§ SHORT TASK: Check every line of the entries for "this", and copy the lines that hold it.

[Stored dataset items]
________________________________________

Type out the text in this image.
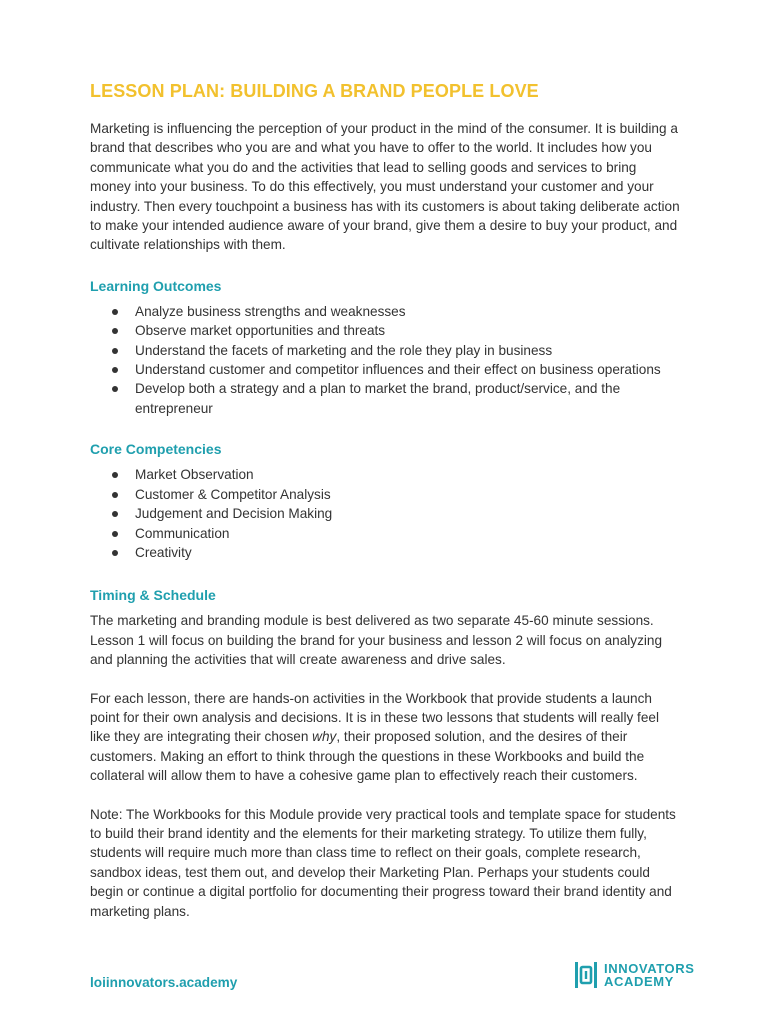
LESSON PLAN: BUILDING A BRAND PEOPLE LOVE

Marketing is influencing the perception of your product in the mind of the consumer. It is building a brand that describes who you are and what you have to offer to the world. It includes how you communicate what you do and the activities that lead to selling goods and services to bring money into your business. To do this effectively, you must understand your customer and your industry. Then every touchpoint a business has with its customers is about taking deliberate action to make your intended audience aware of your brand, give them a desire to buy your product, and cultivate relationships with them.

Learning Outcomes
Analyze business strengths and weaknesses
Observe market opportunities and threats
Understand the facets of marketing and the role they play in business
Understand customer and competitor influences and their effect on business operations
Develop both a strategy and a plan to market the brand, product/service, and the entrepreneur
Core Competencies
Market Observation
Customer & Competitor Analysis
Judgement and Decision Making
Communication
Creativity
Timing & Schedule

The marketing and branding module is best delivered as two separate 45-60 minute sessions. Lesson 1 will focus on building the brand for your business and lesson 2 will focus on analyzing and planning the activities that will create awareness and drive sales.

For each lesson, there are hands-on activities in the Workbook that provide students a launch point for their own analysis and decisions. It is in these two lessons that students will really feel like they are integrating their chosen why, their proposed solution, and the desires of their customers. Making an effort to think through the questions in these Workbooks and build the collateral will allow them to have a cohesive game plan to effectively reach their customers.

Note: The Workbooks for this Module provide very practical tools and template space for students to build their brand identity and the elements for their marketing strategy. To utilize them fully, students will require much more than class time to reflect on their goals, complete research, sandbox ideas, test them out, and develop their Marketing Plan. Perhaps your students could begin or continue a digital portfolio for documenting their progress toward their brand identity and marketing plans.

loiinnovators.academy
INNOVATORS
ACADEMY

________________________________________

§ RIGHT ANSWER:
Type out the text in this image.
Marketing is influencing the perception of your product in the mind of the consumer. It is building a brand that describes who you are and what you have to offer to the world. It includes how you communicate what you do and the activities that lead to selling goods and services to bring money into your business. To do this effectively, you must understand your customer and your industry. Then every touchpoint a business has with its customers is about taking deliberate action to make your intended audience aware of your brand, give them a desire to buy your product, and cultivate relationships with them.
Note: The Workbooks for this Module provide very practical tools and template space for students to build their brand identity and the elements for their marketing strategy. To utilize them fully, students will require much more than class time to reflect on their goals, complete research, sandbox ideas, test them out, and develop their Marketing Plan. Perhaps your students could begin or continue a digital portfolio for documenting their progress toward their brand identity and marketing plans.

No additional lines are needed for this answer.